▶ Given request
Using the material below, copy every line where "myBMI" appears.

[Data entries]
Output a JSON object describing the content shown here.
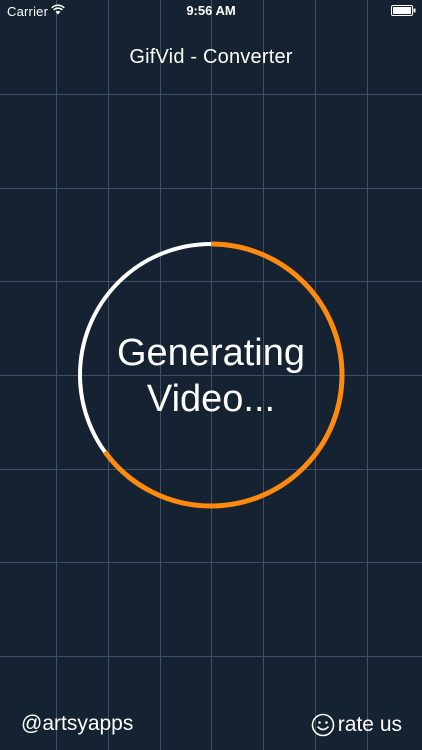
{
  "status_bar": {
    "carrier": "Carrier",
    "time": "9:56 AM"
  },
  "app": {
    "title": "GifVid - Converter"
  },
  "progress": {
    "line1": "Generating",
    "line2": "Video...",
    "fraction": 0.65,
    "progress_color": "#ff8a0d",
    "track_color": "#ffffff"
  },
  "footer": {
    "developer": "@artsyapps",
    "rate_label": "rate us"
  },
  "icons": {
    "wifi": "wifi-icon",
    "battery": "battery-icon",
    "rate": "smiley-icon"
  },
  "theme": {
    "background": "#142231",
    "grid": "#3e5263"
  }
}
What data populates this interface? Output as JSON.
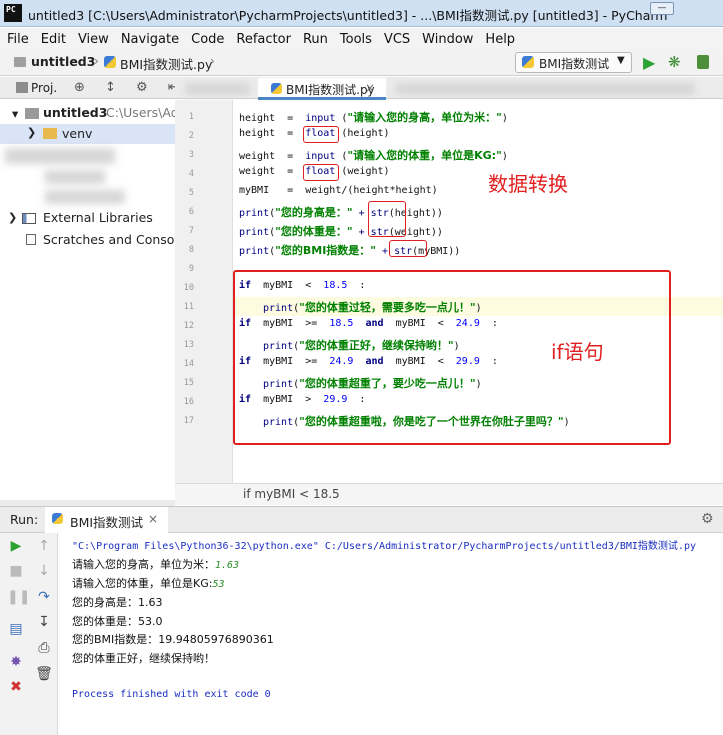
{
  "window": {
    "title": "untitled3 [C:\\Users\\Administrator\\PycharmProjects\\untitled3] - ...\\BMI指数测试.py [untitled3] - PyCharm",
    "logo": "PC"
  },
  "menu": [
    "File",
    "Edit",
    "View",
    "Navigate",
    "Code",
    "Refactor",
    "Run",
    "Tools",
    "VCS",
    "Window",
    "Help"
  ],
  "nav": {
    "project": "untitled3",
    "separator": "›",
    "file": "BMI指数测试.py",
    "run_config": "BMI指数测试"
  },
  "project_panel": {
    "tab_label": "Proj.",
    "tools": "⊕ ↕ ⚙ ⇤",
    "root_label": "untitled3",
    "root_path": "C:\\Users\\Ad",
    "venv_label": "venv",
    "external_libraries": "External Libraries",
    "scratches": "Scratches and Consoles"
  },
  "editor": {
    "tab_label": "BMI指数测试.py",
    "tab_close": "×",
    "breadcrumb": "if myBMI < 18.5",
    "line_numbers": [
      "1",
      "2",
      "3",
      "4",
      "5",
      "6",
      "7",
      "8",
      "9",
      "10",
      "11",
      "12",
      "13",
      "14",
      "15",
      "16",
      "17"
    ],
    "annotations": {
      "conversion": "数据转换",
      "if_statement": "if语句"
    }
  },
  "code": {
    "l1_a": "height  =  ",
    "l1_fn": "input",
    "l1_b": " (",
    "l1_str": "\"请输入您的身高，单位为米：\"",
    "l1_c": ")",
    "l2_a": "height  =  ",
    "l2_fn": "float",
    "l2_b": " (height)",
    "l3_a": "weight  =  ",
    "l3_fn": "input",
    "l3_b": " (",
    "l3_str": "\"请输入您的体重，单位是KG:\"",
    "l3_c": ")",
    "l4_a": "weight  =  ",
    "l4_fn": "float",
    "l4_b": " (weight)",
    "l5": "myBMI   =  weight/(height*height)",
    "l6_fn": "print",
    "l6_b": "(",
    "l6_str": "\"您的身高是：\"",
    "l6_c": " + str",
    "l6_d": "(height))",
    "l7_fn": "print",
    "l7_b": "(",
    "l7_str": "\"您的体重是：\"",
    "l7_c": " + str",
    "l7_d": "(weight))",
    "l8_fn": "print",
    "l8_b": "(",
    "l8_str": "\"您的BMI指数是：\"",
    "l8_c": " + str",
    "l8_d": "(myBMI))",
    "l10_kw": "if",
    "l10_a": "  myBMI  <  ",
    "l10_num": "18.5",
    "l10_b": "  :",
    "l11_fn": "print",
    "l11_b": "(",
    "l11_str": "\"您的体重过轻，需要多吃一点儿！\"",
    "l11_c": ")",
    "l12_kw": "if",
    "l12_a": "  myBMI  >=  ",
    "l12_num": "18.5",
    "l12_kw2": "  and",
    "l12_b": "  myBMI  <  ",
    "l12_num2": "24.9",
    "l12_c": "  :",
    "l13_fn": "print",
    "l13_b": "(",
    "l13_str": "\"您的体重正好，继续保持哟！\"",
    "l13_c": ")",
    "l14_kw": "if",
    "l14_a": "  myBMI  >=  ",
    "l14_num": "24.9",
    "l14_kw2": "  and",
    "l14_b": "  myBMI  <  ",
    "l14_num2": "29.9",
    "l14_c": "  :",
    "l15_fn": "print",
    "l15_b": "(",
    "l15_str": "\"您的体重超重了，要少吃一点儿！\"",
    "l15_c": ")",
    "l16_kw": "if",
    "l16_a": "  myBMI  >  ",
    "l16_num": "29.9",
    "l16_b": "  :",
    "l17_fn": "print",
    "l17_b": "(",
    "l17_str": "\"您的体重超重啦，你是吃了一个世界在你肚子里吗？\"",
    "l17_c": ")"
  },
  "run_panel": {
    "label": "Run:",
    "tab_label": "BMI指数测试",
    "tab_close": "×",
    "gear": "⚙"
  },
  "console": {
    "command": "\"C:\\Program Files\\Python36-32\\python.exe\" C:/Users/Administrator/PycharmProjects/untitled3/BMI指数测试.py",
    "prompt1": "请输入您的身高，单位为米：",
    "input1": "1.63",
    "prompt2": "请输入您的体重，单位是KG:",
    "input2": "53",
    "out1": "您的身高是：1.63",
    "out2": "您的体重是：53.0",
    "out3": "您的BMI指数是：19.94805976890361",
    "out4": "您的体重正好，继续保持哟！",
    "exit": "Process finished with exit code 0"
  },
  "colors": {
    "run_green": "#2ea234",
    "annotation_red": "#e02020",
    "keyword_blue": "#000080",
    "string_green": "#008000"
  }
}
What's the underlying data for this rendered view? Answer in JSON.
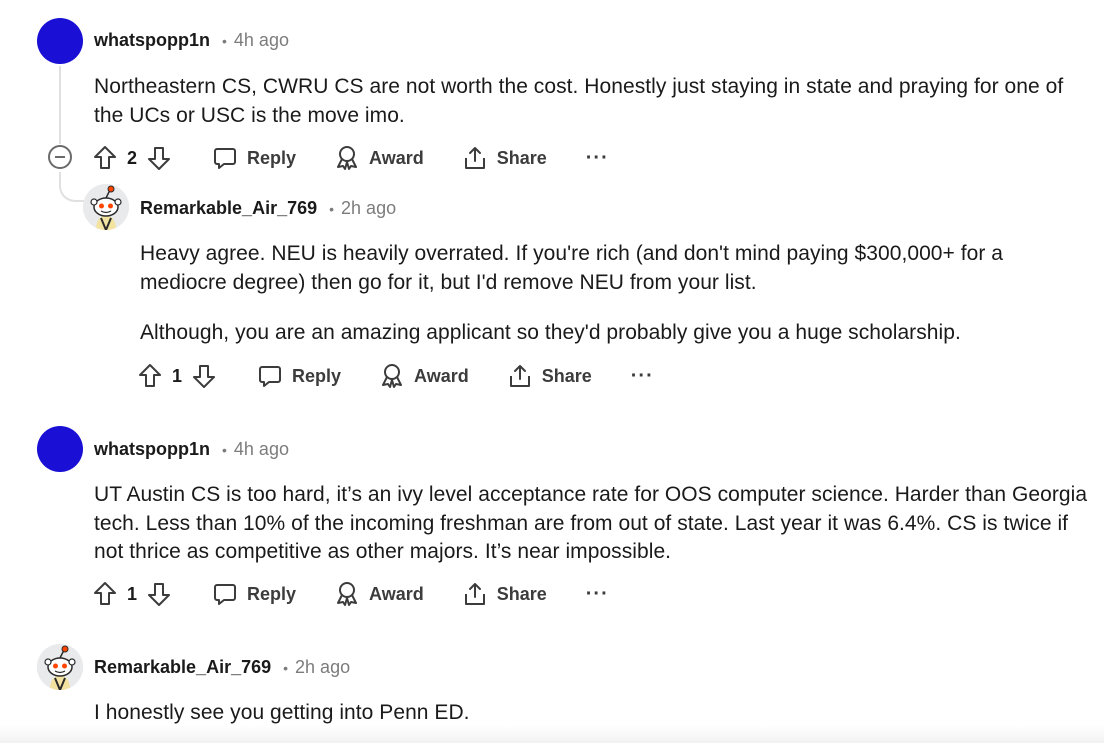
{
  "comments": [
    {
      "username": "whatspopp1n",
      "dot": "•",
      "time": "4h ago",
      "paragraphs": [
        "Northeastern CS, CWRU CS are not worth the cost. Honestly just staying in state and praying for one of the UCs or USC is the move imo."
      ],
      "votes": "2",
      "reply": "Reply",
      "award": "Award",
      "share": "Share",
      "more": "···"
    },
    {
      "username": "Remarkable_Air_769",
      "dot": "•",
      "time": "2h ago",
      "paragraphs": [
        "Heavy agree. NEU is heavily overrated. If you're rich (and don't mind paying $300,000+ for a mediocre degree) then go for it, but I'd remove NEU from your list.",
        "Although, you are an amazing applicant so they'd probably give you a huge scholarship."
      ],
      "votes": "1",
      "reply": "Reply",
      "award": "Award",
      "share": "Share",
      "more": "···"
    },
    {
      "username": "whatspopp1n",
      "dot": "•",
      "time": "4h ago",
      "paragraphs": [
        "UT Austin CS is too hard, it’s an ivy level acceptance rate for OOS computer science. Harder than Georgia tech. Less than 10% of the incoming freshman are from out of state. Last year it was 6.4%. CS is twice if not thrice as competitive as other majors. It’s near impossible."
      ],
      "votes": "1",
      "reply": "Reply",
      "award": "Award",
      "share": "Share",
      "more": "···"
    },
    {
      "username": "Remarkable_Air_769",
      "dot": "•",
      "time": "2h ago",
      "paragraphs": [
        "I honestly see you getting into Penn ED."
      ]
    }
  ],
  "icons": {
    "upvote": "upvote-arrow-icon",
    "downvote": "downvote-arrow-icon",
    "reply": "speech-bubble-icon",
    "award": "award-ribbon-icon",
    "share": "share-upload-icon",
    "collapse": "collapse-minus-icon"
  },
  "colors": {
    "avatar_blue": "#1a0fd4",
    "text": "#1a1a1b",
    "meta": "#7c7c7c",
    "action": "#3c3c3c",
    "thread_line": "#e0e0e0"
  }
}
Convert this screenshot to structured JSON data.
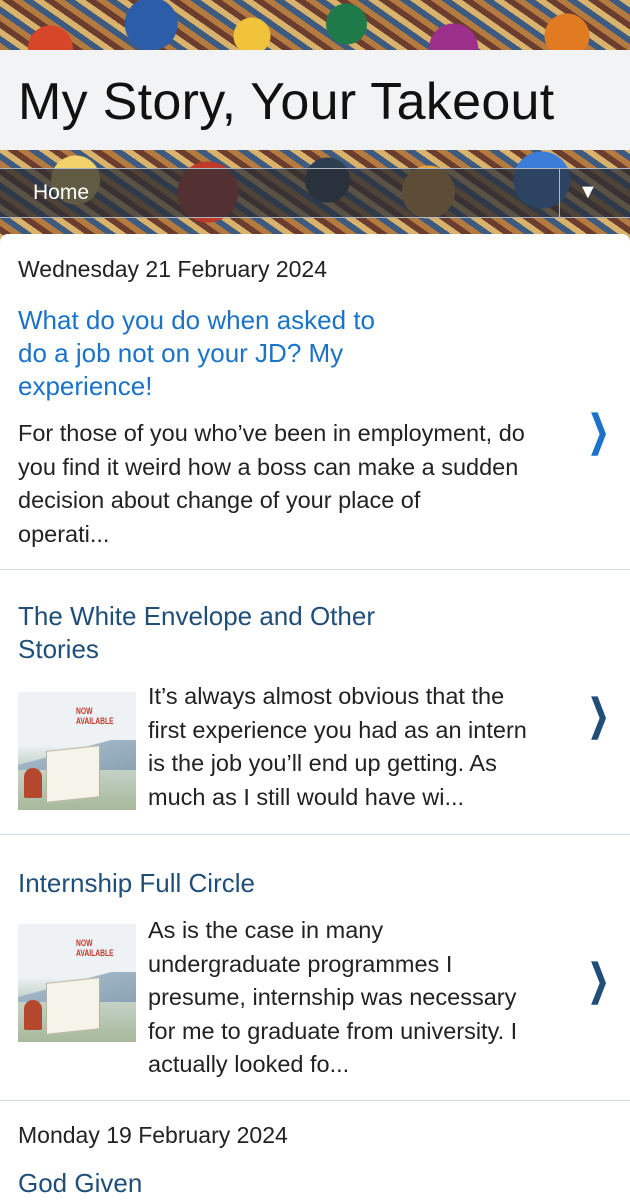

▶ Result below
    "breadcrumb": "if myBMI < 18.5",
    "l5": "myBMI   =  weight/(height*height)",
    "l8_d": "(myBMI))",
    "l10_a": "  myBMI  <  ",
    "l12_a": "  myBMI  >=  ",
    "l12_b": "  myBMI  <  ",
    "l14_a": "  myBMI  >=  ",
    "l14_b": "  myBMI  <  ",
    "l16_a": "  myBMI  >  ",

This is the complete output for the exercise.